Every entry below should be transcribed exactly; pictures stay out of the copy.

[START OF Records to process]

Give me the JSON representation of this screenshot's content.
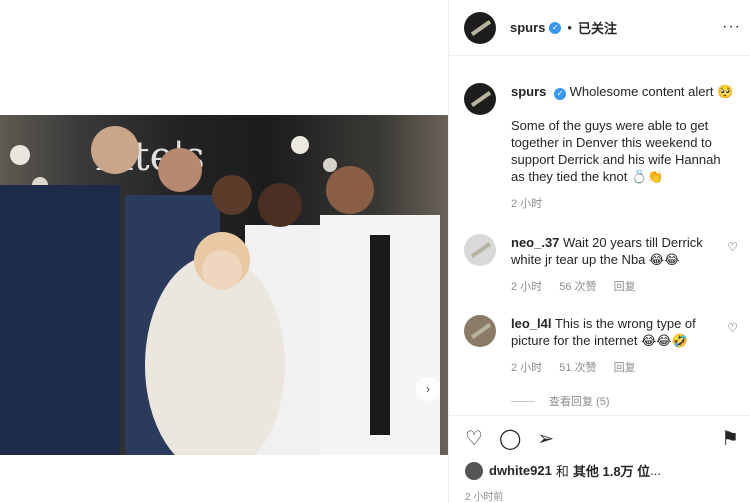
{
  "header": {
    "username": "spurs",
    "separator": "•",
    "follow_state": "已关注",
    "more": "···"
  },
  "caption": {
    "username": "spurs",
    "title": "Wholesome content alert 🥺",
    "text": "Some of the guys were able to get together in Denver this weekend to support Derrick and his wife Hannah as they tied the knot 💍👏",
    "time": "2 小时"
  },
  "comments": [
    {
      "username": "neo_.37",
      "text": "Wait 20 years till Derrick white jr tear up the Nba 😂😂",
      "time": "2 小时",
      "likes": "56 次赞",
      "reply": "回复"
    },
    {
      "username": "leo_l4l",
      "text": "This is the wrong type of picture for the internet 😂😂🤣",
      "time": "2 小时",
      "likes": "51 次赞",
      "reply": "回复"
    }
  ],
  "view_replies": "查看回复 (5)",
  "likes_line": {
    "user": "dwhite921",
    "and": "和",
    "others": "其他 1.8万 位",
    "suffix": "..."
  },
  "post_time": "2 小时前",
  "icons": {
    "like": "heart-icon",
    "comment": "comment-icon",
    "share": "share-icon",
    "save": "bookmark-icon"
  }
}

[END OF Records to process]

• Full response
Give me the JSON representation of this screenshot's content.
{
  "header": {
    "username": "spurs",
    "separator": "•",
    "follow_state": "已关注",
    "more": "···"
  },
  "caption": {
    "username": "spurs",
    "title": "Wholesome content alert 🥺",
    "text": "Some of the guys were able to get together in Denver this weekend to support Derrick and his wife Hannah as they tied the knot 💍👏",
    "time": "2 小时"
  },
  "comments": [
    {
      "username": "neo_.37",
      "text": "Wait 20 years till Derrick white jr tear up the Nba 😂😂",
      "time": "2 小时",
      "likes": "56 次赞",
      "reply": "回复"
    },
    {
      "username": "leo_l4l",
      "text": "This is the wrong type of picture for the internet 😂😂🤣",
      "time": "2 小时",
      "likes": "51 次赞",
      "reply": "回复"
    }
  ],
  "view_replies": "查看回复 (5)",
  "likes_line": {
    "user": "dwhite921",
    "and": "和",
    "others": "其他 1.8万 位",
    "suffix": "..."
  },
  "post_time": "2 小时前",
  "icons": {
    "like": "heart-icon",
    "comment": "comment-icon",
    "share": "share-icon",
    "save": "bookmark-icon"
  }
}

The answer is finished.